Short exercise – Could you give the data below again, exactly and completely?

Exercise material –
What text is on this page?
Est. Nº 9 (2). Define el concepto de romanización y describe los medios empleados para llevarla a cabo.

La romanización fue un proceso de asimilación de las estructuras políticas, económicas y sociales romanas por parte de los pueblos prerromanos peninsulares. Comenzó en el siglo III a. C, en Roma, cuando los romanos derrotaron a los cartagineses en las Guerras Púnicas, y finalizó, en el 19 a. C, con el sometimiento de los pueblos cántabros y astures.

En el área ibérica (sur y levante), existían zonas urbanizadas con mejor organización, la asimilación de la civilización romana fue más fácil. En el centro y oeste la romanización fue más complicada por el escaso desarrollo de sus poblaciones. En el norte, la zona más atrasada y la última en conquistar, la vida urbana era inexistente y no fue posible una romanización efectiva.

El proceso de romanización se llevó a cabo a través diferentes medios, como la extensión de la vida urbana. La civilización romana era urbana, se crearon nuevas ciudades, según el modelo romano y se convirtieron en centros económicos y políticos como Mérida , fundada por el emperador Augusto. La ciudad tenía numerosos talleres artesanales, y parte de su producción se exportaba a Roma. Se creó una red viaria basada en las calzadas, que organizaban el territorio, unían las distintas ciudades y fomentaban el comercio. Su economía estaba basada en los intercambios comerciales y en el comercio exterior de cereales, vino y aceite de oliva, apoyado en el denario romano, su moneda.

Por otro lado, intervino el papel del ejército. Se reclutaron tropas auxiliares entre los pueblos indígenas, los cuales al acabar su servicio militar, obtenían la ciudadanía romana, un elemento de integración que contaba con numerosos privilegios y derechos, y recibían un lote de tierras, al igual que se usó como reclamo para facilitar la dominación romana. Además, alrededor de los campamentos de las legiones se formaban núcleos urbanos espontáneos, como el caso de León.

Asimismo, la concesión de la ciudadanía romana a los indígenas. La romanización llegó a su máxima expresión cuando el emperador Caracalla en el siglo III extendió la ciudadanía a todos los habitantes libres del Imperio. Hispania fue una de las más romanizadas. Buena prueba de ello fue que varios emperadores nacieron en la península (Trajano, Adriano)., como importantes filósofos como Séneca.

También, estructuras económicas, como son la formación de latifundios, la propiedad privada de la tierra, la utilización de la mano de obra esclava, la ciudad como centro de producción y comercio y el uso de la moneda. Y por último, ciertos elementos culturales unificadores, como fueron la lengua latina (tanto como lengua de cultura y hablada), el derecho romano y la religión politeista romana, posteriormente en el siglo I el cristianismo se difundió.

Correct response –
What text is on this page?
Est. Nº 9 (2). Define el concepto de romanización y describe los medios empleados para llevarla a cabo.

La romanización fue un proceso de asimilación de las estructuras políticas, económicas y sociales romanas por parte de los pueblos prerromanos peninsulares. Comenzó en el siglo III a. C, en Roma, cuando los romanos derrotaron a los cartagineses en las Guerras Púnicas, y finalizó, en el 19 a. C, con el sometimiento de los pueblos cántabros y astures.

En el área ibérica (sur y levante), existían zonas urbanizadas con mejor organización, la asimilación de la civilización romana fue más fácil. En el centro y oeste la romanización fue más complicada por el escaso desarrollo de sus poblaciones. En el norte, la zona más atrasada y la última en conquistar, la vida urbana era inexistente y no fue posible una romanización efectiva.

El proceso de romanización se llevó a cabo a través diferentes medios, como la extensión de la vida urbana. La civilización romana era urbana, se crearon nuevas ciudades, según el modelo romano y se convirtieron en centros económicos y políticos como Mérida , fundada por el emperador Augusto. La ciudad tenía numerosos talleres artesanales, y parte de su producción se exportaba a Roma. Se creó una red viaria basada en las calzadas, que organizaban el territorio, unían las distintas ciudades y fomentaban el comercio. Su economía estaba basada en los intercambios comerciales y en el comercio exterior de cereales, vino y aceite de oliva, apoyado en el denario romano, su moneda.

Por otro lado, intervino el papel del ejército. Se reclutaron tropas auxiliares entre los pueblos indígenas, los cuales al acabar su servicio militar, obtenían la ciudadanía romana, un elemento de integración que contaba con numerosos privilegios y derechos, y recibían un lote de tierras, al igual que se usó como reclamo para facilitar la dominación romana. Además, alrededor de los campamentos de las legiones se formaban núcleos urbanos espontáneos, como el caso de León.

Asimismo, la concesión de la ciudadanía romana a los indígenas. La romanización llegó a su máxima expresión cuando el emperador Caracalla en el siglo III extendió la ciudadanía a todos los habitantes libres del Imperio. Hispania fue una de las más romanizadas. Buena prueba de ello fue que varios emperadores nacieron en la península (Trajano, Adriano)., como importantes filósofos como Séneca.

También, estructuras económicas, como son la formación de latifundios, la propiedad privada de la tierra, la utilización de la mano de obra esclava, la ciudad como centro de producción y comercio y el uso de la moneda. Y por último, ciertos elementos culturales unificadores, como fueron la lengua latina (tanto como lengua de cultura y hablada), el derecho romano y la religión politeista romana, posteriormente en el siglo I el cristianismo se difundió.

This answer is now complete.